**GIVEN ENTRIES**.
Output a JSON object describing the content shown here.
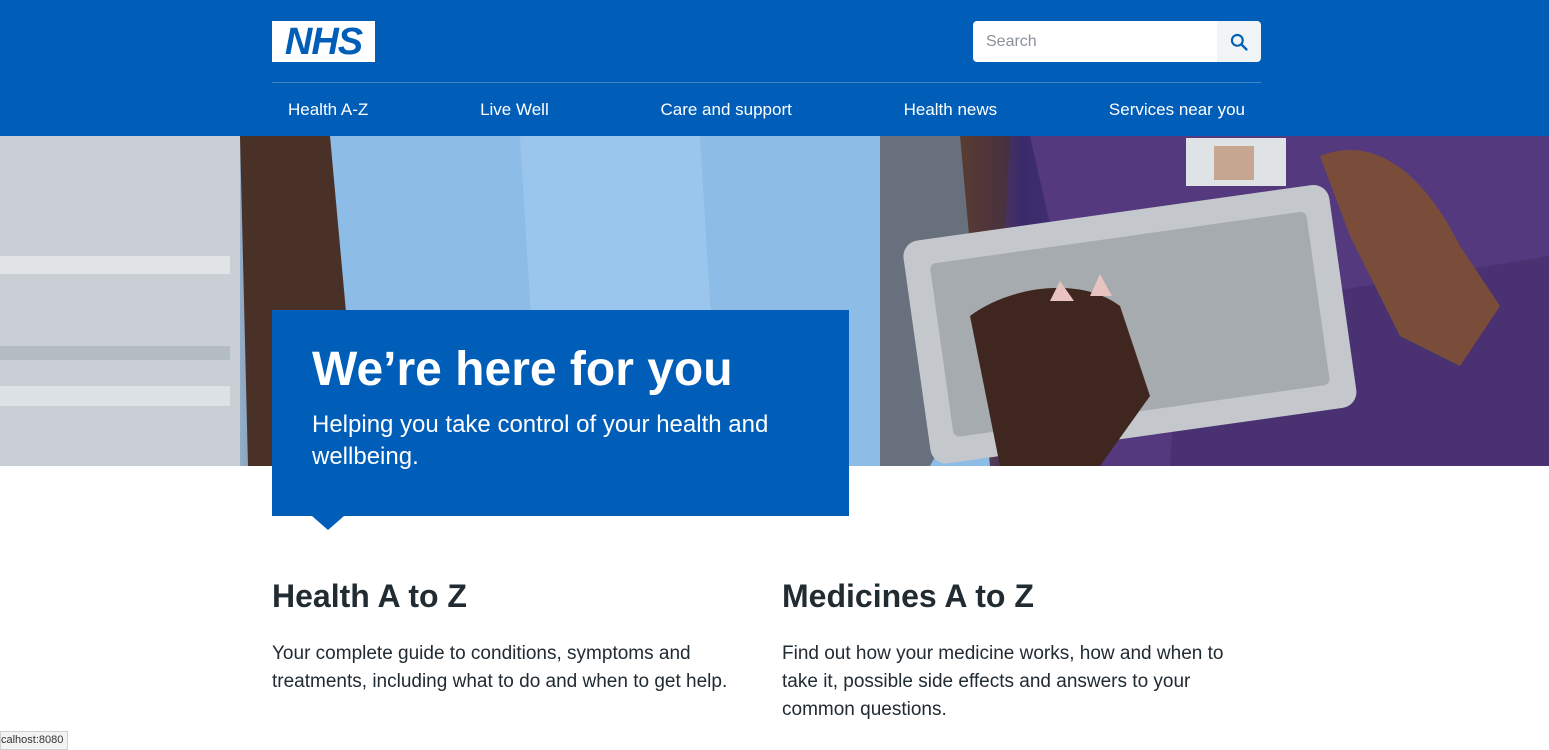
{
  "header": {
    "logo_text": "NHS",
    "search": {
      "placeholder": "Search",
      "value": "",
      "icon": "search-icon"
    },
    "nav": [
      {
        "label": "Health A-Z"
      },
      {
        "label": "Live Well"
      },
      {
        "label": "Care and support"
      },
      {
        "label": "Health news"
      },
      {
        "label": "Services near you"
      }
    ]
  },
  "hero": {
    "title": "We’re here for you",
    "subtitle": "Helping you take control of your health and wellbeing."
  },
  "sections": [
    {
      "title": "Health A to Z",
      "text": "Your complete guide to conditions, symptoms and treatments, including what to do and when to get help."
    },
    {
      "title": "Medicines A to Z",
      "text": "Find out how your medicine works, how and when to take it, possible side effects and answers to your common questions."
    }
  ],
  "status_bar": {
    "text": "calhost:8080"
  },
  "colors": {
    "brand": "#005eb8",
    "text": "#212b32",
    "search_button": "#f0f4f5"
  }
}
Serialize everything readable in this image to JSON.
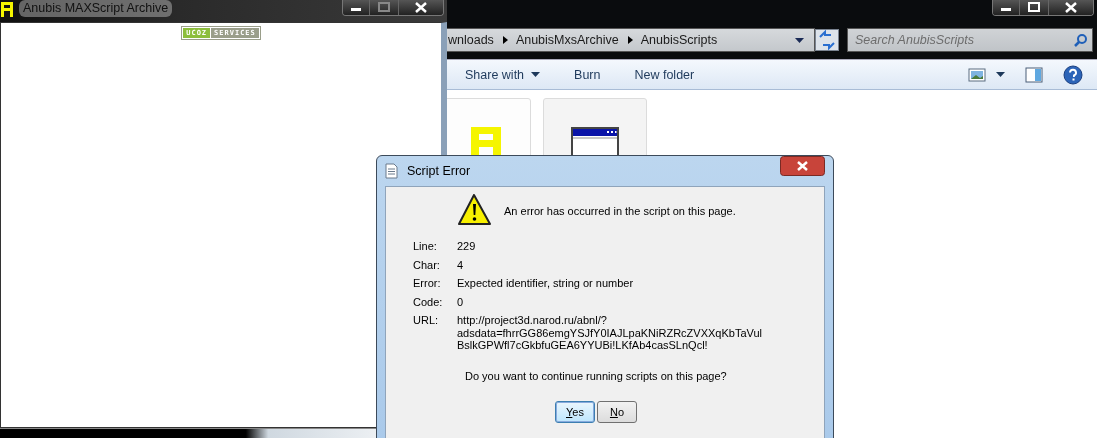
{
  "browser_window": {
    "title": "Anubis MAXScript Archive",
    "badge": [
      "UCOZ",
      "SERVICES"
    ]
  },
  "explorer": {
    "breadcrumbs": [
      "wnloads",
      "AnubisMxsArchive",
      "AnubisScripts"
    ],
    "search": {
      "placeholder": "Search AnubisScripts"
    },
    "toolbar": [
      {
        "label": "Share with",
        "dropdown": true
      },
      {
        "label": "Burn",
        "dropdown": false
      },
      {
        "label": "New folder",
        "dropdown": false
      }
    ],
    "files": [
      {
        "kind": "logo"
      },
      {
        "kind": "window"
      }
    ]
  },
  "dialog": {
    "title": "Script Error",
    "message": "An error has occurred in the script on this page.",
    "details": [
      {
        "label": "Line:",
        "value": "229"
      },
      {
        "label": "Char:",
        "value": "4"
      },
      {
        "label": "Error:",
        "value": "Expected identifier, string or number"
      },
      {
        "label": "Code:",
        "value": "0"
      },
      {
        "label": "URL:",
        "value": "http://project3d.narod.ru/abnl/?\nadsdata=fhrrGG86emgYSJfY0IAJLpaKNiRZRcZVXXqKbTaVul\nBslkGPWfl7cGkbfuGEA6YYUBi!LKfAb4casSLnQcl!"
      }
    ],
    "question": "Do you want to continue running scripts on this page?",
    "buttons": [
      {
        "label": "Yes",
        "selected": true
      },
      {
        "label": "No",
        "selected": false
      }
    ]
  }
}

**DIRECTIONS**.
List every line above containing the word "take".

**OUTPUT OF THE EXERCISE**.
    "subtitle": "Helping you take control of your health and wellbeing."
      "text": "Find out how your medicine works, how and when to take it, possible side effects and answers to your common questions."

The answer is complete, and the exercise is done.